Data lines =>
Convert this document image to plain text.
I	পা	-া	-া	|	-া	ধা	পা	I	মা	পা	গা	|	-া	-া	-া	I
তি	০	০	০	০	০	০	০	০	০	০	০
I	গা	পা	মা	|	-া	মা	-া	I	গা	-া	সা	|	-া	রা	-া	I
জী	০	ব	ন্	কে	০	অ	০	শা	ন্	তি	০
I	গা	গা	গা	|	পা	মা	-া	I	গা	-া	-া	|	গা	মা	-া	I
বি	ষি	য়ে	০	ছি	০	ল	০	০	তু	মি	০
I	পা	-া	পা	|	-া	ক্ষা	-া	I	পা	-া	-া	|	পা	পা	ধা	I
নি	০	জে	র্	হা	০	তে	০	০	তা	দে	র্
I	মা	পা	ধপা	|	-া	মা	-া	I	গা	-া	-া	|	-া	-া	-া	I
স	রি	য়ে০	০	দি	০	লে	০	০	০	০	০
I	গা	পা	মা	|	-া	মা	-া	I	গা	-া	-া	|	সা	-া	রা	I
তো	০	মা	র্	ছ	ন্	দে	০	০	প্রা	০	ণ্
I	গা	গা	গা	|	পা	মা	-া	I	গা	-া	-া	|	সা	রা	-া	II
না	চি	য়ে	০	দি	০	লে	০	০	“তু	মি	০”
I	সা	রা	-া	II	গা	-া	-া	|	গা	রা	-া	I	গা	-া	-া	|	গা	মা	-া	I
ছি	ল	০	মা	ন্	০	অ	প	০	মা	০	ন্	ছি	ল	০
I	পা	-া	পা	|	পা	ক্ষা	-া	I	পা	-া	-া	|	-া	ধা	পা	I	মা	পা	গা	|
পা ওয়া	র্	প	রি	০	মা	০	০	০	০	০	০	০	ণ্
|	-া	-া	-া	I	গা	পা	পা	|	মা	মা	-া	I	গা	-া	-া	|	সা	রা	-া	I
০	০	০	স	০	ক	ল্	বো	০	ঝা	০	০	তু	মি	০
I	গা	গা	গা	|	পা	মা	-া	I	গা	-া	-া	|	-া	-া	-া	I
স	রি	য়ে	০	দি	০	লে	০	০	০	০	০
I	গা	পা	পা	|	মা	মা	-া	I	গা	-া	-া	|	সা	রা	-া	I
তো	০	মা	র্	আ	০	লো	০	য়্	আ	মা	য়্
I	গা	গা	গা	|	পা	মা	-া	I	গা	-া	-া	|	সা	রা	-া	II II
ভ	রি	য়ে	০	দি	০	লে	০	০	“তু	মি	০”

Task statement =>
Return all the data above once more, precisely as given.

Final result =>
Convert this document image to plain text.
I	পা	-া	-া	|	-া	ধা	পা	I	মা	পা	গা	|	-া	-া	-া	I
তি	০	০	০	০	০	০	০	০	০	০	০
I	গা	পা	মা	|	-া	মা	-া	I	গা	-া	সা	|	-া	রা	-া	I
জী	০	ব	ন্	কে	০	অ	০	শা	ন্	তি	০
I	গা	গা	গা	|	পা	মা	-া	I	গা	-া	-া	|	গা	মা	-া	I
বি	ষি	য়ে	০	ছি	০	ল	০	০	তু	মি	০
I	পা	-া	পা	|	-া	ক্ষা	-া	I	পা	-া	-া	|	পা	পা	ধা	I
নি	০	জে	র্	হা	০	তে	০	০	তা	দে	র্
I	মা	পা	ধপা	|	-া	মা	-া	I	গা	-া	-া	|	-া	-া	-া	I
স	রি	য়ে০	০	দি	০	লে	০	০	০	০	০
I	গা	পা	মা	|	-া	মা	-া	I	গা	-া	-া	|	সা	-া	রা	I
তো	০	মা	র্	ছ	ন্	দে	০	০	প্রা	০	ণ্
I	গা	গা	গা	|	পা	মা	-া	I	গা	-া	-া	|	সা	রা	-া	II
না	চি	য়ে	০	দি	০	লে	০	০	“তু	মি	০”
I	সা	রা	-া	II	গা	-া	-া	|	গা	রা	-া	I	গা	-া	-া	|	গা	মা	-া	I
ছি	ল	০	মা	ন্	০	অ	প	০	মা	০	ন্	ছি	ল	০
I	পা	-া	পা	|	পা	ক্ষা	-া	I	পা	-া	-া	|	-া	ধা	পা	I	মা	পা	গা	|
পা ওয়া	র্	প	রি	০	মা	০	০	০	০	০	০	০	ণ্
|	-া	-া	-া	I	গা	পা	পা	|	মা	মা	-া	I	গা	-া	-া	|	সা	রা	-া	I
০	০	০	স	০	ক	ল্	বো	০	ঝা	০	০	তু	মি	০
I	গা	গা	গা	|	পা	মা	-া	I	গা	-া	-া	|	-া	-া	-া	I
স	রি	য়ে	০	দি	০	লে	০	০	০	০	০
I	গা	পা	পা	|	মা	মা	-া	I	গা	-া	-া	|	সা	রা	-া	I
তো	০	মা	র্	আ	০	লো	০	য়্	আ	মা	য়্
I	গা	গা	গা	|	পা	মা	-া	I	গা	-া	-া	|	সা	রা	-া	II II
ভ	রি	য়ে	০	দি	০	লে	০	০	“তু	মি	০”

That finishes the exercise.